__Problem__. Put the data below into a Markdown table with two columns, Row and Line. Start at the line with "heat-cell xyxy=(647,297,655,303)" and continue through the line with "heat-cell xyxy=(534,367,542,373)", omitting blank lines.

__Material__.
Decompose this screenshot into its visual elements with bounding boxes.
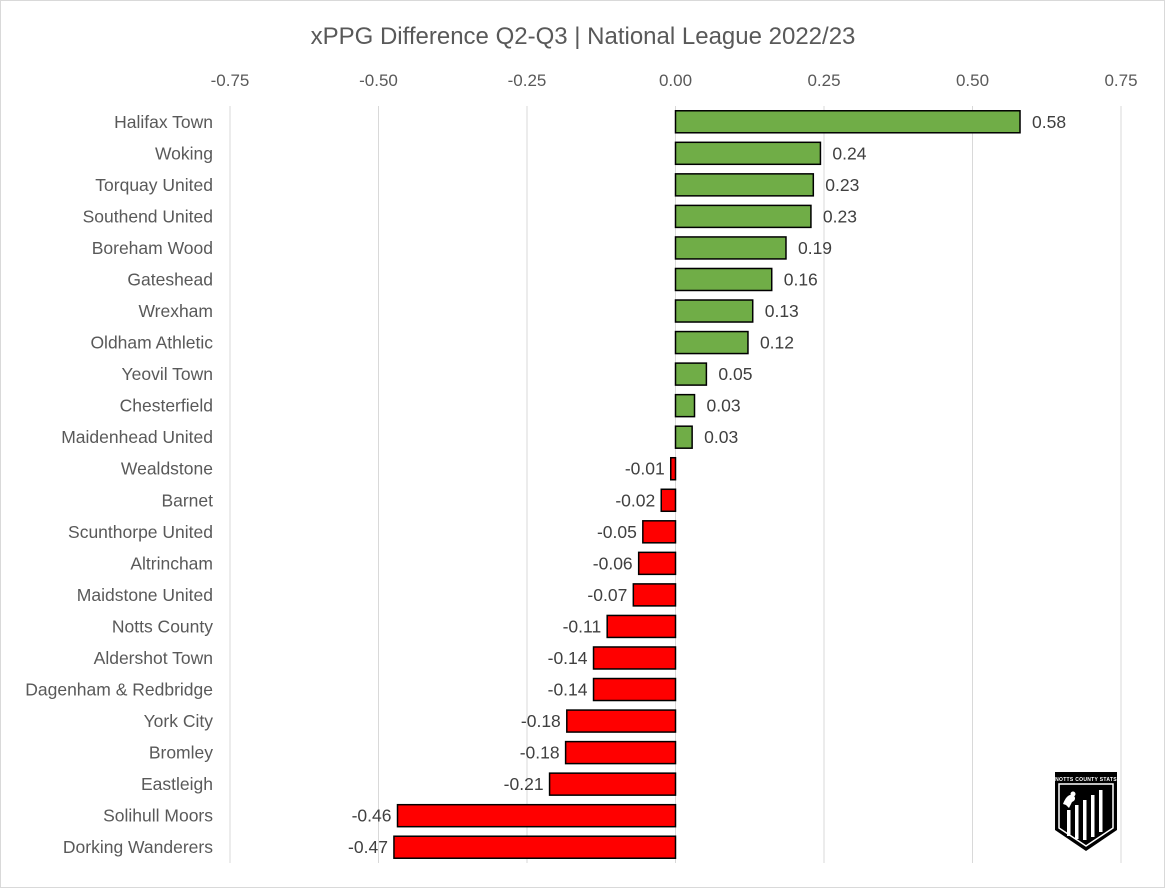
category-label: Wrexham bbox=[138, 301, 213, 321]
data-label: -0.11 bbox=[563, 616, 602, 636]
data-label: 0.16 bbox=[784, 269, 818, 289]
category-label: Southend United bbox=[83, 206, 213, 226]
chart-title: xPPG Difference Q2-Q3 | National League … bbox=[311, 23, 856, 50]
data-label: -0.14 bbox=[548, 648, 588, 668]
x-tick-label: 0.25 bbox=[807, 71, 840, 90]
bar bbox=[674, 299, 754, 323]
data-label: 0.05 bbox=[718, 364, 752, 384]
category-label: Notts County bbox=[112, 616, 213, 636]
data-label: -0.14 bbox=[548, 680, 588, 700]
x-tick-label: -0.50 bbox=[359, 71, 398, 90]
category-label: Dagenham & Redbridge bbox=[25, 680, 213, 700]
data-label: 0.58 bbox=[1032, 112, 1066, 132]
bar bbox=[674, 141, 822, 166]
category-label: York City bbox=[144, 711, 214, 731]
bar bbox=[396, 803, 677, 828]
data-label: 0.03 bbox=[704, 427, 738, 447]
data-label: 0.19 bbox=[798, 238, 832, 258]
x-tick-label: -0.75 bbox=[211, 71, 250, 90]
data-label: 0.12 bbox=[760, 333, 794, 353]
category-label: Halifax Town bbox=[114, 112, 213, 132]
bar bbox=[674, 425, 693, 449]
x-tick-label: 0.00 bbox=[659, 71, 692, 90]
category-label: Bromley bbox=[149, 743, 213, 763]
bar bbox=[674, 362, 708, 386]
bar bbox=[566, 709, 677, 733]
bar bbox=[674, 204, 812, 229]
data-label: -0.47 bbox=[348, 837, 388, 857]
data-label: -0.21 bbox=[504, 774, 544, 794]
bar bbox=[674, 393, 696, 418]
data-label: 0.03 bbox=[707, 396, 741, 416]
bar bbox=[632, 583, 677, 607]
bar bbox=[674, 110, 1021, 134]
data-label: -0.18 bbox=[520, 743, 560, 763]
bar bbox=[393, 835, 677, 859]
bar bbox=[674, 236, 787, 260]
data-label: 0.23 bbox=[823, 206, 857, 226]
bar bbox=[660, 488, 677, 513]
category-label: Wealdstone bbox=[121, 459, 213, 479]
category-label: Dorking Wanderers bbox=[63, 837, 213, 857]
data-label: -0.02 bbox=[615, 490, 655, 510]
bar bbox=[642, 520, 677, 544]
data-label: -0.01 bbox=[625, 459, 665, 479]
bar bbox=[564, 740, 677, 765]
bar bbox=[674, 330, 749, 355]
category-label: Torquay United bbox=[95, 175, 213, 195]
bar bbox=[592, 646, 677, 670]
bar bbox=[606, 614, 677, 639]
category-label: Altrincham bbox=[130, 553, 213, 573]
category-label: Solihull Moors bbox=[103, 806, 213, 826]
category-label: Woking bbox=[155, 143, 213, 163]
category-label: Barnet bbox=[161, 490, 213, 510]
bar bbox=[592, 677, 677, 702]
x-tick-label: -0.25 bbox=[508, 71, 547, 90]
bar bbox=[669, 456, 677, 481]
bar bbox=[674, 267, 773, 292]
bar bbox=[637, 551, 677, 576]
data-label: 0.23 bbox=[825, 175, 859, 195]
data-label: -0.05 bbox=[597, 522, 637, 542]
bars bbox=[393, 110, 1021, 859]
grid-lines bbox=[229, 106, 1122, 863]
data-label: 0.13 bbox=[765, 301, 799, 321]
data-label: -0.07 bbox=[587, 585, 627, 605]
notts-county-stats-logo: NOTTS COUNTY STATS bbox=[1055, 772, 1117, 851]
data-label: -0.06 bbox=[593, 553, 633, 573]
logo-text: NOTTS COUNTY STATS bbox=[1055, 777, 1117, 783]
category-label: Maidenhead United bbox=[61, 427, 213, 447]
category-label: Eastleigh bbox=[141, 774, 213, 794]
bar bbox=[548, 772, 677, 796]
data-labels: 0.58 0.24 0.23 0.23 0.19 0.16 0.13 0.12 0.05 0.03… bbox=[348, 112, 1066, 857]
category-label: Oldham Athletic bbox=[90, 333, 213, 353]
category-label: Scunthorpe United bbox=[68, 522, 213, 542]
category-label: Yeovil Town bbox=[122, 364, 213, 384]
category-labels: Halifax Town Woking Torquay United Southend… bbox=[25, 112, 213, 857]
data-label: 0.24 bbox=[832, 143, 866, 163]
x-axis-ticks: -0.75 -0.50 -0.25 0.00 0.25 0.50 0.75 bbox=[211, 71, 1138, 90]
x-tick-label: 0.50 bbox=[956, 71, 989, 90]
category-label: Aldershot Town bbox=[94, 648, 213, 668]
category-label: Chesterfield bbox=[120, 396, 213, 416]
category-label: Maidstone United bbox=[77, 585, 213, 605]
x-tick-label: 0.75 bbox=[1104, 71, 1137, 90]
category-label: Gateshead bbox=[127, 269, 213, 289]
data-label: -0.46 bbox=[352, 806, 392, 826]
bar bbox=[674, 173, 815, 197]
category-label: Boreham Wood bbox=[92, 238, 213, 258]
data-label: -0.18 bbox=[521, 711, 561, 731]
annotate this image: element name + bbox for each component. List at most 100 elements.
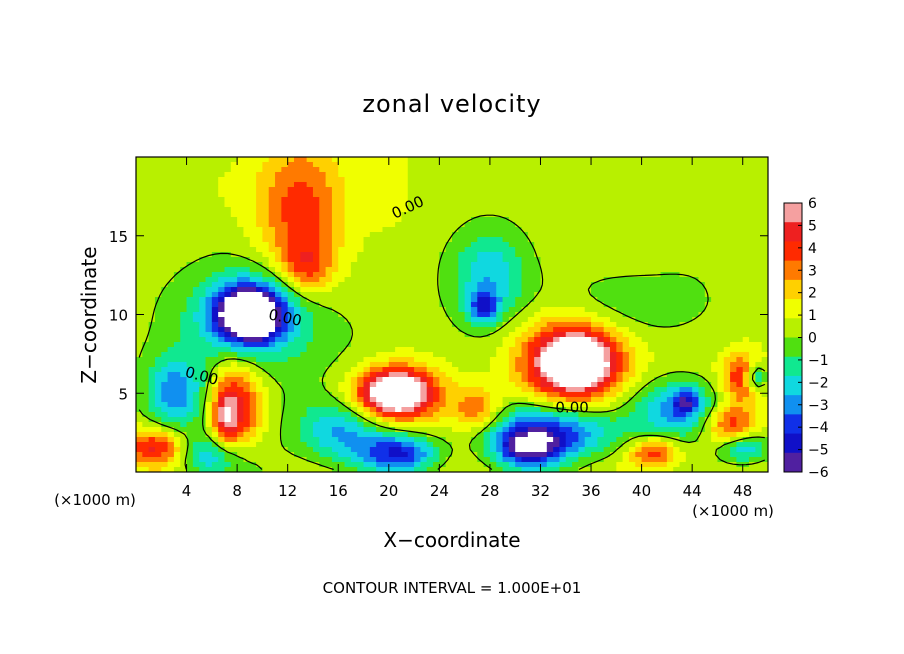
heat-cell xyxy=(647,297,655,303)
heat-cell xyxy=(692,187,700,193)
heat-cell xyxy=(508,322,516,328)
heat-cell xyxy=(603,287,611,293)
heat-cell xyxy=(142,192,150,198)
heat-cell xyxy=(167,232,175,238)
heat-cell xyxy=(445,387,453,393)
heat-cell xyxy=(698,277,706,283)
heat-cell xyxy=(698,192,706,198)
heat-cell xyxy=(350,367,358,373)
heat-cell xyxy=(388,202,396,208)
heat-cell xyxy=(388,387,396,393)
heat-cell xyxy=(534,367,542,373)
heat-cell xyxy=(546,262,554,268)
heat-cell xyxy=(730,392,737,398)
heat-cell xyxy=(660,302,668,308)
heat-cell xyxy=(249,212,257,218)
heat-cell xyxy=(496,297,504,303)
heat-cell xyxy=(559,242,567,248)
heat-cell xyxy=(527,182,535,188)
heat-cell xyxy=(382,182,390,188)
heat-cell xyxy=(452,257,459,263)
heat-cell xyxy=(704,317,712,323)
heat-cell xyxy=(591,372,598,378)
heat-cell xyxy=(527,207,535,213)
heat-cell xyxy=(445,302,453,308)
heat-cell xyxy=(256,297,263,303)
heat-cell xyxy=(256,367,263,373)
heat-cell xyxy=(711,222,719,228)
heat-cell xyxy=(635,247,643,253)
heat-cell xyxy=(673,237,681,243)
heat-cell xyxy=(572,262,579,268)
heat-cell xyxy=(546,277,554,283)
heat-cell xyxy=(325,252,333,258)
heat-cell xyxy=(407,252,415,258)
heat-cell xyxy=(325,287,333,293)
heat-cell xyxy=(199,387,207,393)
heat-cell xyxy=(237,307,245,313)
heat-cell xyxy=(268,277,276,283)
heat-cell xyxy=(458,177,466,183)
heat-cell xyxy=(597,217,605,223)
heat-cell xyxy=(325,342,333,348)
heat-cell xyxy=(553,242,561,248)
heat-cell xyxy=(224,317,232,323)
heat-cell xyxy=(439,312,447,318)
heat-cell xyxy=(218,252,226,258)
heat-cell xyxy=(243,332,251,338)
heat-cell xyxy=(755,362,763,368)
heat-cell xyxy=(154,307,162,313)
heat-cell xyxy=(635,237,643,243)
heat-cell xyxy=(338,367,346,373)
heat-cell xyxy=(761,162,768,168)
heat-cell xyxy=(553,367,561,373)
heat-cell xyxy=(597,177,605,183)
heat-cell xyxy=(553,327,561,333)
heat-cell xyxy=(654,242,662,248)
heat-cell xyxy=(673,167,681,173)
heat-cell xyxy=(161,352,169,358)
heat-cell xyxy=(464,207,472,213)
heat-cell xyxy=(224,292,232,298)
heat-cell xyxy=(666,332,674,338)
heat-cell xyxy=(433,227,440,233)
heat-cell xyxy=(635,187,643,193)
heat-cell xyxy=(388,382,396,388)
heat-cell xyxy=(559,187,567,193)
heat-cell xyxy=(357,322,365,328)
heat-cell xyxy=(199,187,207,193)
heat-cell xyxy=(742,387,750,393)
heat-cell xyxy=(338,272,346,278)
heat-cell xyxy=(749,182,756,188)
heat-cell xyxy=(464,197,472,203)
heat-cell xyxy=(546,287,554,293)
heat-cell xyxy=(572,182,579,188)
heat-cell xyxy=(521,357,529,363)
heat-cell xyxy=(616,307,624,313)
heat-cell xyxy=(230,217,238,223)
heat-cell xyxy=(730,332,737,338)
velocity-field xyxy=(136,157,768,472)
heat-cell xyxy=(470,387,478,393)
heat-cell xyxy=(433,162,440,168)
heat-cell xyxy=(186,252,194,258)
heat-cell xyxy=(433,172,440,178)
heat-cell xyxy=(312,172,320,178)
heat-cell xyxy=(458,277,466,283)
heat-cell xyxy=(616,372,624,378)
heat-cell xyxy=(249,377,257,383)
heat-cell xyxy=(211,382,219,388)
heat-cell xyxy=(401,272,409,278)
heat-cell xyxy=(616,387,624,393)
heat-cell xyxy=(572,217,579,223)
heat-cell xyxy=(268,322,276,328)
heat-cell xyxy=(249,317,257,323)
heat-cell xyxy=(515,292,523,298)
heat-cell xyxy=(591,172,598,178)
heat-cell xyxy=(641,222,649,228)
heat-cell xyxy=(142,247,150,253)
heat-cell xyxy=(161,227,169,233)
heat-cell xyxy=(230,342,238,348)
heat-cell xyxy=(173,277,181,283)
heat-cell xyxy=(363,342,371,348)
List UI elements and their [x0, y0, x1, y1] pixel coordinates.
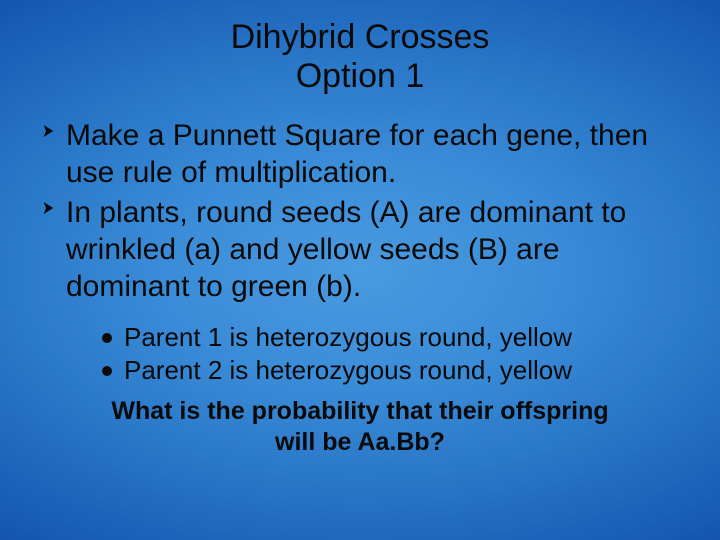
question-line-1: What is the probability that their offsp…: [111, 397, 608, 425]
question-line-2: will be Aa.Bb?: [275, 428, 445, 456]
title-line-1: Dihybrid Crosses: [231, 18, 490, 56]
slide: Dihybrid Crosses Option 1 Make a Punnett…: [0, 0, 720, 540]
bullet-text: Parent 2 is heterozygous round, yellow: [124, 355, 572, 385]
main-bullet-item: Make a Punnett Square for each gene, the…: [66, 118, 680, 191]
slide-title: Dihybrid Crosses Option 1: [40, 18, 680, 96]
title-line-2: Option 1: [296, 57, 425, 95]
bullet-text: Parent 1 is heterozygous round, yellow: [124, 322, 572, 352]
bullet-text: Make a Punnett Square for each gene, the…: [66, 119, 648, 189]
sub-bullet-list: Parent 1 is heterozygous round, yellow P…: [40, 321, 680, 388]
bullet-text: In plants, round seeds (A) are dominant …: [66, 196, 626, 302]
sub-bullet-item: Parent 1 is heterozygous round, yellow: [124, 321, 680, 354]
main-bullet-item: In plants, round seeds (A) are dominant …: [66, 195, 680, 305]
main-bullet-list: Make a Punnett Square for each gene, the…: [40, 118, 680, 305]
question-text: What is the probability that their offsp…: [40, 396, 680, 459]
sub-bullet-item: Parent 2 is heterozygous round, yellow: [124, 354, 680, 387]
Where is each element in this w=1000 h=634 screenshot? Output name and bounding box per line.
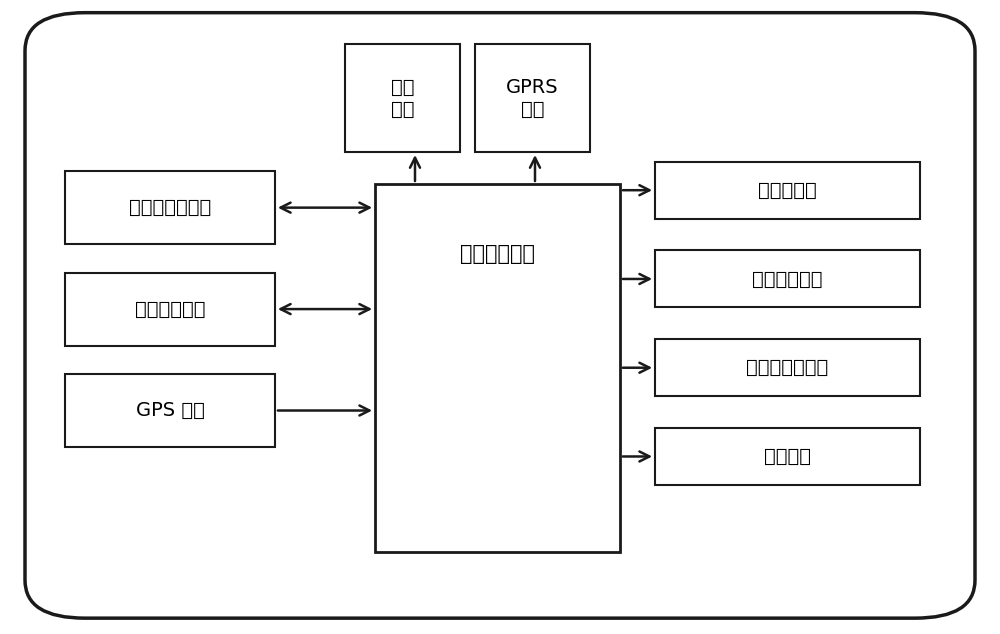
FancyBboxPatch shape xyxy=(655,162,920,219)
Text: 驱动控制器模块: 驱动控制器模块 xyxy=(129,198,211,217)
FancyBboxPatch shape xyxy=(25,13,975,618)
Text: 仪表显示模块: 仪表显示模块 xyxy=(752,269,823,288)
Text: 灯光模块: 灯光模块 xyxy=(764,447,811,466)
FancyBboxPatch shape xyxy=(655,250,920,307)
FancyBboxPatch shape xyxy=(475,44,590,152)
FancyBboxPatch shape xyxy=(345,44,460,152)
FancyBboxPatch shape xyxy=(65,374,275,447)
Text: 蓝牙
模块: 蓝牙 模块 xyxy=(391,78,414,119)
Text: 速度传感器模块: 速度传感器模块 xyxy=(746,358,829,377)
Text: 防盗器模块: 防盗器模块 xyxy=(758,181,817,200)
Text: GPRS
模块: GPRS 模块 xyxy=(506,78,559,119)
FancyBboxPatch shape xyxy=(655,428,920,485)
FancyBboxPatch shape xyxy=(65,171,275,244)
Text: 中央控制系统: 中央控制系统 xyxy=(460,243,535,264)
Text: 电池管理模块: 电池管理模块 xyxy=(135,300,205,318)
FancyBboxPatch shape xyxy=(375,184,620,552)
Text: GPS 模块: GPS 模块 xyxy=(136,401,204,420)
FancyBboxPatch shape xyxy=(65,273,275,346)
FancyBboxPatch shape xyxy=(655,339,920,396)
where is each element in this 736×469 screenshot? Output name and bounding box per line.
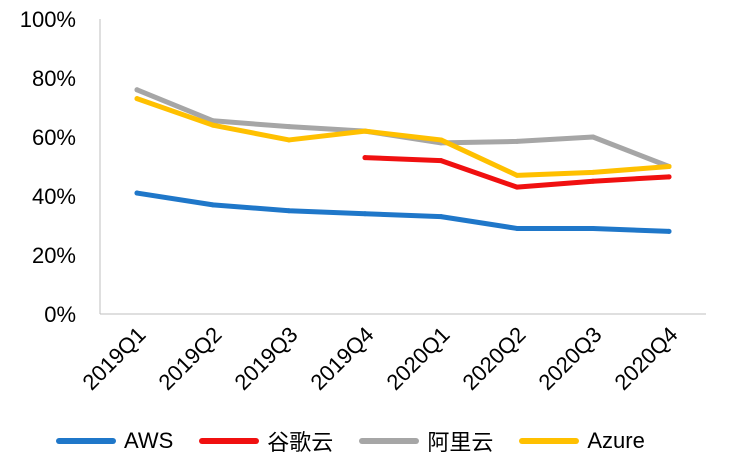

__Output__.
| Row | Line |
|---|---|
| 1 | heat-cell xyxy=(647,297,655,303) |
| 2 | heat-cell xyxy=(692,187,700,193) |
| 3 | heat-cell xyxy=(508,322,516,328) |
| 4 | heat-cell xyxy=(603,287,611,293) |
| 5 | heat-cell xyxy=(142,192,150,198) |
| 6 | heat-cell xyxy=(167,232,175,238) |
| 7 | heat-cell xyxy=(445,387,453,393) |
| 8 | heat-cell xyxy=(698,277,706,283) |
| 9 | heat-cell xyxy=(698,192,706,198) |
| 10 | heat-cell xyxy=(350,367,358,373) |
| 11 | heat-cell xyxy=(388,202,396,208) |
| 12 | heat-cell xyxy=(388,387,396,393) |
| 13 | heat-cell xyxy=(534,367,542,373) |